PROBLEM STATEMENT: Repeat every entry word for word, but leave the images out of your copy.

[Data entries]
#####
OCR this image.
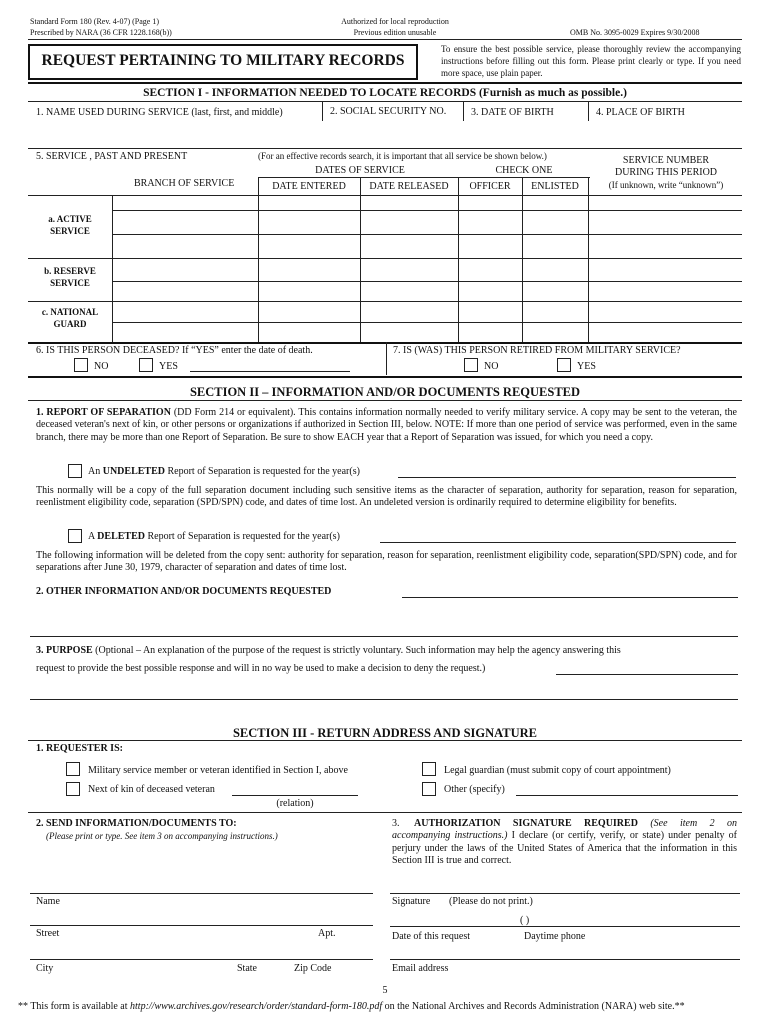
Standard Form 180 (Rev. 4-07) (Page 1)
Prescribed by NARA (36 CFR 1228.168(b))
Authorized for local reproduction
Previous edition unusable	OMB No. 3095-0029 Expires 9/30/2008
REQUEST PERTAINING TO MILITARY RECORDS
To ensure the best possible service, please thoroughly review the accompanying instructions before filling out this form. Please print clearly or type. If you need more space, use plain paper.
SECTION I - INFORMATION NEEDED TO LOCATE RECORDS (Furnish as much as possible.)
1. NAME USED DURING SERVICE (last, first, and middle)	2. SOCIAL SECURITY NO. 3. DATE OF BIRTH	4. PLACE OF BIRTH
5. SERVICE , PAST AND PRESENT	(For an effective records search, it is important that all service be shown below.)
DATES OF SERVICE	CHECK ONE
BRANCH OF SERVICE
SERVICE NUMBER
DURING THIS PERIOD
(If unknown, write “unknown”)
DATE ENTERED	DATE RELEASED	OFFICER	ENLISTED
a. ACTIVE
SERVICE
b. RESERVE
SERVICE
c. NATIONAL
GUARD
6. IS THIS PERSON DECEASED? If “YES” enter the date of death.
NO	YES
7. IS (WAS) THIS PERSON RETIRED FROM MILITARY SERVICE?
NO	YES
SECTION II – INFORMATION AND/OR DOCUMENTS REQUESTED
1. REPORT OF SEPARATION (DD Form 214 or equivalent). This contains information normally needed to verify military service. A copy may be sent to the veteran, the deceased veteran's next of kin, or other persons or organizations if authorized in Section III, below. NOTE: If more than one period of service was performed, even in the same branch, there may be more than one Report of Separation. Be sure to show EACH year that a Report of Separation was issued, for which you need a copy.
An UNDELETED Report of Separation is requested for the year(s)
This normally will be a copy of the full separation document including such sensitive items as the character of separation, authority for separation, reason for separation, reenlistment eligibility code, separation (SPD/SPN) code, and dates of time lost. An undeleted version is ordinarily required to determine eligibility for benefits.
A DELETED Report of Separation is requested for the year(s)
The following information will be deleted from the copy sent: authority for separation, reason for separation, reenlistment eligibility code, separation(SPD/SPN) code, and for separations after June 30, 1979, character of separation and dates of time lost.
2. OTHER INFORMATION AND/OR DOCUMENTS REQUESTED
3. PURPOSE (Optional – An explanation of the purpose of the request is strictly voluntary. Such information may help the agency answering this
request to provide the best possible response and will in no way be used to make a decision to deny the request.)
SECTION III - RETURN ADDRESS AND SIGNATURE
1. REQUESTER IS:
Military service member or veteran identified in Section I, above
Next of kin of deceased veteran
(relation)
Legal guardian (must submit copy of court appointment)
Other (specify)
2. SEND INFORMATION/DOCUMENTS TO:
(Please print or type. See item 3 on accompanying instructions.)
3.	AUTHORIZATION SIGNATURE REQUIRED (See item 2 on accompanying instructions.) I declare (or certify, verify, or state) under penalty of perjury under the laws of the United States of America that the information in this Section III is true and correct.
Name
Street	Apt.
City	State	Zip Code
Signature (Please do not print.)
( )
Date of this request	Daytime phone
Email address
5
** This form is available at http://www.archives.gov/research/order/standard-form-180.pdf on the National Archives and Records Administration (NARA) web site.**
#####
WRITTEN SOLUTION:
OCR this image.
Standard Form 180 (Rev. 4-07) (Page 1)
Prescribed by NARA (36 CFR 1228.168(b))
Authorized for local reproduction
Previous edition unusable	OMB No. 3095-0029 Expires 9/30/2008
REQUEST PERTAINING TO MILITARY RECORDS
To ensure the best possible service, please thoroughly review the accompanying instructions before filling out this form. Please print clearly or type. If you need more space, use plain paper.
SECTION I - INFORMATION NEEDED TO LOCATE RECORDS (Furnish as much as possible.)
1. NAME USED DURING SERVICE (last, first, and middle)	2. SOCIAL SECURITY NO. 3. DATE OF BIRTH	4. PLACE OF BIRTH
5. SERVICE , PAST AND PRESENT	(For an effective records search, it is important that all service be shown below.)
DATES OF SERVICE	CHECK ONE
BRANCH OF SERVICE
SERVICE NUMBER
DURING THIS PERIOD
(If unknown, write “unknown”)
DATE ENTERED	DATE RELEASED	OFFICER	ENLISTED
a. ACTIVE
SERVICE
b. RESERVE
SERVICE
c. NATIONAL
GUARD
6. IS THIS PERSON DECEASED? If “YES” enter the date of death.
NO	YES
7. IS (WAS) THIS PERSON RETIRED FROM MILITARY SERVICE?
NO	YES
SECTION II – INFORMATION AND/OR DOCUMENTS REQUESTED
1. REPORT OF SEPARATION (DD Form 214 or equivalent). This contains information normally needed to verify military service. A copy may be sent to the veteran, the deceased veteran's next of kin, or other persons or organizations if authorized in Section III, below. NOTE: If more than one period of service was performed, even in the same branch, there may be more than one Report of Separation. Be sure to show EACH year that a Report of Separation was issued, for which you need a copy.
An UNDELETED Report of Separation is requested for the year(s)
This normally will be a copy of the full separation document including such sensitive items as the character of separation, authority for separation, reason for separation, reenlistment eligibility code, separation (SPD/SPN) code, and dates of time lost. An undeleted version is ordinarily required to determine eligibility for benefits.
A DELETED Report of Separation is requested for the year(s)
The following information will be deleted from the copy sent: authority for separation, reason for separation, reenlistment eligibility code, separation(SPD/SPN) code, and for separations after June 30, 1979, character of separation and dates of time lost.
2. OTHER INFORMATION AND/OR DOCUMENTS REQUESTED
3. PURPOSE (Optional – An explanation of the purpose of the request is strictly voluntary. Such information may help the agency answering this
request to provide the best possible response and will in no way be used to make a decision to deny the request.)
SECTION III - RETURN ADDRESS AND SIGNATURE
1. REQUESTER IS:
Military service member or veteran identified in Section I, above
Next of kin of deceased veteran
(relation)
Legal guardian (must submit copy of court appointment)
Other (specify)
2. SEND INFORMATION/DOCUMENTS TO:
(Please print or type. See item 3 on accompanying instructions.)
3.	AUTHORIZATION SIGNATURE REQUIRED (See item 2 on accompanying instructions.) I declare (or certify, verify, or state) under penalty of perjury under the laws of the United States of America that the information in this Section III is true and correct.
Name
Street	Apt.
City	State	Zip Code
Signature (Please do not print.)
( )
Date of this request	Daytime phone
Email address
5
** This form is available at http://www.archives.gov/research/order/standard-form-180.pdf on the National Archives and Records Administration (NARA) web site.**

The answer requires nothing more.